* **Input data**
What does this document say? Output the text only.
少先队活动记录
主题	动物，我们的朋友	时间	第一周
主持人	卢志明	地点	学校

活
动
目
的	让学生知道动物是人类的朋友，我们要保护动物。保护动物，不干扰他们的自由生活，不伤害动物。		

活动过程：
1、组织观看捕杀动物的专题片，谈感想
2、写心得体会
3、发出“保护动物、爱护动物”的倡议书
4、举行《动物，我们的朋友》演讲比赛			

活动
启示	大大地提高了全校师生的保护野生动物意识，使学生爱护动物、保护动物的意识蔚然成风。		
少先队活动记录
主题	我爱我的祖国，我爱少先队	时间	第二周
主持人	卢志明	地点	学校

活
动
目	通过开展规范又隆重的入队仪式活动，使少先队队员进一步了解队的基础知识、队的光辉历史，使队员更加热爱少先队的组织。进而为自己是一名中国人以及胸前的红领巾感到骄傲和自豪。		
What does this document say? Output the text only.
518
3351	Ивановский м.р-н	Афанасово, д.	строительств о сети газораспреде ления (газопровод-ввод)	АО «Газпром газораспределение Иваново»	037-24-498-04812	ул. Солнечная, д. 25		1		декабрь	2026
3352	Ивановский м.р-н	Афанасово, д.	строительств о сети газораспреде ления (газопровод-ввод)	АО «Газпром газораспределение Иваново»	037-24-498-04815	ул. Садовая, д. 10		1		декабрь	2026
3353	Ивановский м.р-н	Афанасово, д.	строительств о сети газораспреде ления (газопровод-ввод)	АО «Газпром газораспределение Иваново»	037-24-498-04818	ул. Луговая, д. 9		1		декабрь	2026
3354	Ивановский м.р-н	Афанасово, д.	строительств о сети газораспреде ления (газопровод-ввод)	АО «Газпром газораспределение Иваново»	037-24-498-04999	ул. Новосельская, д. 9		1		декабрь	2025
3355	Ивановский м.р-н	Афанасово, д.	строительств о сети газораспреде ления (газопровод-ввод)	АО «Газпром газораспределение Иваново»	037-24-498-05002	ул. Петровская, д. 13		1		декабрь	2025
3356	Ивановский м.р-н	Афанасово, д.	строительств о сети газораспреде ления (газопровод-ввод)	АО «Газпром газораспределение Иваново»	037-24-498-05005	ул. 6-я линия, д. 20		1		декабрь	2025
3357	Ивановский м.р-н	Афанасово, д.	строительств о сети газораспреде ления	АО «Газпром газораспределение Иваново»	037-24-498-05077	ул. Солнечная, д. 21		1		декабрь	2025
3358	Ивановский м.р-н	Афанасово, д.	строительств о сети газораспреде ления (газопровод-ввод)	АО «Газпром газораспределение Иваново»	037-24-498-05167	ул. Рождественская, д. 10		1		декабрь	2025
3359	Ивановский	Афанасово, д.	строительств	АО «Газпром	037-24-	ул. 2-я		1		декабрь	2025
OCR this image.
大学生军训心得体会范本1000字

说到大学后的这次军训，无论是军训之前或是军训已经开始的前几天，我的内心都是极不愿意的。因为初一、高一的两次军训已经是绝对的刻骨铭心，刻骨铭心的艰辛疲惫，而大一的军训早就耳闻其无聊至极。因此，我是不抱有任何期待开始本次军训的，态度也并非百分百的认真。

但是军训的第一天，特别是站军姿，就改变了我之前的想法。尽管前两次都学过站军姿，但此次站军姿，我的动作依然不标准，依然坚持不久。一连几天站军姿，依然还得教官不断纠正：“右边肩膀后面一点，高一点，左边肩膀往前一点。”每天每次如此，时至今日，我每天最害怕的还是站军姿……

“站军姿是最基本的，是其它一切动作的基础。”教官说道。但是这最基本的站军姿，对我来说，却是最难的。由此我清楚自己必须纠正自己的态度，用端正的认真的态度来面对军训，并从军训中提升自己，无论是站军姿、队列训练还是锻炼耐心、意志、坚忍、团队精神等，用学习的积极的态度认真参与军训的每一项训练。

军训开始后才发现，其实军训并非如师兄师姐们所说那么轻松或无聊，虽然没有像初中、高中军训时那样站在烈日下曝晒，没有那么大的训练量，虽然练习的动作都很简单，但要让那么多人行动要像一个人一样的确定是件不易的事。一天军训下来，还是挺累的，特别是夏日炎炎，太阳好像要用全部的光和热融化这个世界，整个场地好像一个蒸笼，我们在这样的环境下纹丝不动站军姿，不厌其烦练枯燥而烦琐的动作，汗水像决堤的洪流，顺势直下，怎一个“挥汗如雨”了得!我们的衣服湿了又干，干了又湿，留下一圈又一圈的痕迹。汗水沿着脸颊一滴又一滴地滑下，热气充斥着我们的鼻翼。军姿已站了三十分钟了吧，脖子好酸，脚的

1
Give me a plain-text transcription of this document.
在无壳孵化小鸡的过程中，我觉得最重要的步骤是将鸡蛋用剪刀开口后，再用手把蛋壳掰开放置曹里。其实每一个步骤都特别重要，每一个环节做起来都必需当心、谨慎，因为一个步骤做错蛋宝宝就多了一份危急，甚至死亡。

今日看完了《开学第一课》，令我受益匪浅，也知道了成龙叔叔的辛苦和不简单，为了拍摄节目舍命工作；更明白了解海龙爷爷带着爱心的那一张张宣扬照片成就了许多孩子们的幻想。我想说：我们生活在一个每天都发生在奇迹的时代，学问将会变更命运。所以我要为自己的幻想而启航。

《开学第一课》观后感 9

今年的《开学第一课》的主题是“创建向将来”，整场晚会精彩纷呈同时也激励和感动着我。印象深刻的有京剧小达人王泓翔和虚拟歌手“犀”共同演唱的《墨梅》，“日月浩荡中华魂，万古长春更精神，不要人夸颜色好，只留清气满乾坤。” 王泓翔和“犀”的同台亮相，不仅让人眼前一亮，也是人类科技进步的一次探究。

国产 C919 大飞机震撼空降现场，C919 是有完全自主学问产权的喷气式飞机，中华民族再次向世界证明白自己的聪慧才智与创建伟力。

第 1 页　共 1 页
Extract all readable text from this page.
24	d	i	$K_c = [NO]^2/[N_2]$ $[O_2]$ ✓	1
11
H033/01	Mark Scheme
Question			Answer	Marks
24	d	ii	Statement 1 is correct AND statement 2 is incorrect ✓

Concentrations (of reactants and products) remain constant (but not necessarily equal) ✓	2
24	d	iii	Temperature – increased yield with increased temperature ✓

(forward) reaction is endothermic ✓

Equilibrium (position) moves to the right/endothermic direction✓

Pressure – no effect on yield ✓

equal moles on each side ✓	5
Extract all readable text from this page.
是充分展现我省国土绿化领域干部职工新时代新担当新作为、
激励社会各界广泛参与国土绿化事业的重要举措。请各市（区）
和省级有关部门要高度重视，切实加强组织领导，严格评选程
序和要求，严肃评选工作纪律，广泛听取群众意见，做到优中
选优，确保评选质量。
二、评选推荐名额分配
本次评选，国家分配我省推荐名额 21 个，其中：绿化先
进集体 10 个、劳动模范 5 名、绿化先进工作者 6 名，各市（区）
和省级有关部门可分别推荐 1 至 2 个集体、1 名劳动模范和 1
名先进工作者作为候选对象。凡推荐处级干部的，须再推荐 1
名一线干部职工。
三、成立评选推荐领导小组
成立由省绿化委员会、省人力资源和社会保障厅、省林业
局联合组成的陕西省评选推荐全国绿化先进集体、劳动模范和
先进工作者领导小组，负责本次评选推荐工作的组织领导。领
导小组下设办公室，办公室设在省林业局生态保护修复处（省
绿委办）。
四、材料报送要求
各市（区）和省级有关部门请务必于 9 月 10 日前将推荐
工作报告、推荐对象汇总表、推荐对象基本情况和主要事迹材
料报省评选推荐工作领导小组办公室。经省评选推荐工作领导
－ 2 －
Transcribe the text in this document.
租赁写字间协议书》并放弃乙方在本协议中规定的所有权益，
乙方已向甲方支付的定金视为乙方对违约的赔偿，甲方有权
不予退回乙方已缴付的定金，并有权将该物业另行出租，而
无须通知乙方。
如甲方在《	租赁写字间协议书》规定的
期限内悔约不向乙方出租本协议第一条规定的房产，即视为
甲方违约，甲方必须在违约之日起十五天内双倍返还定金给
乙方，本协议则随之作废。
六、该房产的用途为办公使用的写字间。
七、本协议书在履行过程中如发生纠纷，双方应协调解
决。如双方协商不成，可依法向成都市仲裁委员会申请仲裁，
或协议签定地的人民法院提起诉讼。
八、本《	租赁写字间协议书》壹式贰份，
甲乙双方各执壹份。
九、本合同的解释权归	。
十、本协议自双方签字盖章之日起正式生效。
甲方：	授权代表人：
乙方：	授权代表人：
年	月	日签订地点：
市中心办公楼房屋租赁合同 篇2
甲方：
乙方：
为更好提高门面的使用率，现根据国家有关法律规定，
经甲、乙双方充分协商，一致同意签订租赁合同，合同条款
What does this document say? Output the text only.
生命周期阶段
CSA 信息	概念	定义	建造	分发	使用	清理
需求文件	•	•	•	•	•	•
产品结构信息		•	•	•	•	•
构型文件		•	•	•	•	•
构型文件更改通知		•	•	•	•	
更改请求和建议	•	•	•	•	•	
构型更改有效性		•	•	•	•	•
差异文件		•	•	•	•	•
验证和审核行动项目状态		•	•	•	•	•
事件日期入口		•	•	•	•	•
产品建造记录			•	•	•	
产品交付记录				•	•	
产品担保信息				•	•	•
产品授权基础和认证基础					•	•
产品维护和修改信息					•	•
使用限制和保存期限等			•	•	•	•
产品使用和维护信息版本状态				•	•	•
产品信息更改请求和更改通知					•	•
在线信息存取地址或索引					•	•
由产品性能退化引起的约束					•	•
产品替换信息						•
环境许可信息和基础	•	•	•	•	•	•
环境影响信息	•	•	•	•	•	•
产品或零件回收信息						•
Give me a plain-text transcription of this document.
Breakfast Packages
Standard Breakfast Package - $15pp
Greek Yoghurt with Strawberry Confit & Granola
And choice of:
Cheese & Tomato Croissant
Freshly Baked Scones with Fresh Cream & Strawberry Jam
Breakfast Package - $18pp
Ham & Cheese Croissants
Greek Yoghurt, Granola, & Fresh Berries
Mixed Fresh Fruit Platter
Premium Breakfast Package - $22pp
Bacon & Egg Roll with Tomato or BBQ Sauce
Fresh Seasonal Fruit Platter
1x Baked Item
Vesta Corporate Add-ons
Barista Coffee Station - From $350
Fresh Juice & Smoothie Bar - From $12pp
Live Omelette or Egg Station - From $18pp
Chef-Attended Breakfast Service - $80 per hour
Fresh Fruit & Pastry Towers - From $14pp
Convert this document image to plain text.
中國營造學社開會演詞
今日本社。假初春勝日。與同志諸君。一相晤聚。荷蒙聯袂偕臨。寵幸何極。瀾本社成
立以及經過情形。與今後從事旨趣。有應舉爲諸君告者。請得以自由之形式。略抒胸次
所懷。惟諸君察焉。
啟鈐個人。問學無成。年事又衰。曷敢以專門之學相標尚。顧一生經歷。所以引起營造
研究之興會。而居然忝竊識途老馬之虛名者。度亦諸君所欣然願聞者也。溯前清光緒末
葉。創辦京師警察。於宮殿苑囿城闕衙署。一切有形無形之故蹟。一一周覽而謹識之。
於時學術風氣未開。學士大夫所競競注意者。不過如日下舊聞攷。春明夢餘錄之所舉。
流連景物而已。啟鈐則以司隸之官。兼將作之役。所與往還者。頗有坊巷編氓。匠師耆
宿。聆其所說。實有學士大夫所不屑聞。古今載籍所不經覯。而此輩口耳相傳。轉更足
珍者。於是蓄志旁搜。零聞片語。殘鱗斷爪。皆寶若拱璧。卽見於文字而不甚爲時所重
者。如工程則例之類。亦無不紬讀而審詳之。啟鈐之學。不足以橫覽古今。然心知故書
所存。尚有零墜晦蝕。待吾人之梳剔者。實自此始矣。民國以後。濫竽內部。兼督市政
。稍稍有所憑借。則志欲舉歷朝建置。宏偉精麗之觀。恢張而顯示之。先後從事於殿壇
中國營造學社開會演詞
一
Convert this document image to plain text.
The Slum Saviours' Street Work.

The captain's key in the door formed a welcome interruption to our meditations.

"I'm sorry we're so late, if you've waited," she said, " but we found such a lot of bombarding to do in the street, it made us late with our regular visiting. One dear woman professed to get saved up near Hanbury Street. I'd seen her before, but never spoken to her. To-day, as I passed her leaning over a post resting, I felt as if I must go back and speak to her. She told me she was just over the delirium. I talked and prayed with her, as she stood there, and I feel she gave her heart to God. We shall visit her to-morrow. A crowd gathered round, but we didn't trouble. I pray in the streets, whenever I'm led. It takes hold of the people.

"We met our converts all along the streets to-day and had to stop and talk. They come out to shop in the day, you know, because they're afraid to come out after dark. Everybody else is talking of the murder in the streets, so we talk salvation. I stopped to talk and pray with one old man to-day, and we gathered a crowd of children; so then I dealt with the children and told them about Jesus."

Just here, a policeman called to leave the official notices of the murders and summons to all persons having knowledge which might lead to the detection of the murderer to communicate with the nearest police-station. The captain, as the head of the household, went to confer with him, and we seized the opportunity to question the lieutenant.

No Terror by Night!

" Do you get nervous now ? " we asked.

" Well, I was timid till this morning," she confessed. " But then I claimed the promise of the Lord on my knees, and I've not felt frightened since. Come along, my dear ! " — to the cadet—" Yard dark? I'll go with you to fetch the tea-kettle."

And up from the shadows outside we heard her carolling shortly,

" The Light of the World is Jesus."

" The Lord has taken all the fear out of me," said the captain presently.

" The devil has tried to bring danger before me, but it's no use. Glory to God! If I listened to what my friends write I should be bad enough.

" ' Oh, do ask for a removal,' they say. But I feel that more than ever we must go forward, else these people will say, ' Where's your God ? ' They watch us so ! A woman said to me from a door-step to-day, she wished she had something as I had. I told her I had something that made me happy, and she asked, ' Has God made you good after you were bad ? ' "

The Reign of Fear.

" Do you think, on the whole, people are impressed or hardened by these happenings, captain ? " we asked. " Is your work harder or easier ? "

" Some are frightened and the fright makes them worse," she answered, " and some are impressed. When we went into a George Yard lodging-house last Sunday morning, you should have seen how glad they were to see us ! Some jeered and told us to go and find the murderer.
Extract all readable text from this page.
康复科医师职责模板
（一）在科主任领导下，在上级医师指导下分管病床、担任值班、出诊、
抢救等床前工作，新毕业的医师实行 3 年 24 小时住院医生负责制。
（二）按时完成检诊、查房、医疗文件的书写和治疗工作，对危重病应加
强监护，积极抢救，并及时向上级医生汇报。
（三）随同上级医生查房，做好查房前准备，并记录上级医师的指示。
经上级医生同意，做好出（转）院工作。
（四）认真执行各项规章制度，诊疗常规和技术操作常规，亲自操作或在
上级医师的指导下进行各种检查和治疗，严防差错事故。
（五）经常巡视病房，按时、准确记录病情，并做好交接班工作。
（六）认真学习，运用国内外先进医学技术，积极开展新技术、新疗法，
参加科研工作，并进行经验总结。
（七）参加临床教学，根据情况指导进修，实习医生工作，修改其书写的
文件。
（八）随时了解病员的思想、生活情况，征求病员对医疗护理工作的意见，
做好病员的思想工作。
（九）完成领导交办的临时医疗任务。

* **Written task**
Pull out each line containing the word "Jesus" and copy it.

* **Expected answer**
"We met our converts all along the streets to-day and had to stop and talk. They come out to shop in the day, you know, because they're afraid to come out after dark. Everybody else is talking of the murder in the streets, so we talk salvation. I stopped to talk and pray with one old man to-day, and we gathered a crowd of children; so then I dealt with the children and told them about Jesus."
" The Light of the World is Jesus."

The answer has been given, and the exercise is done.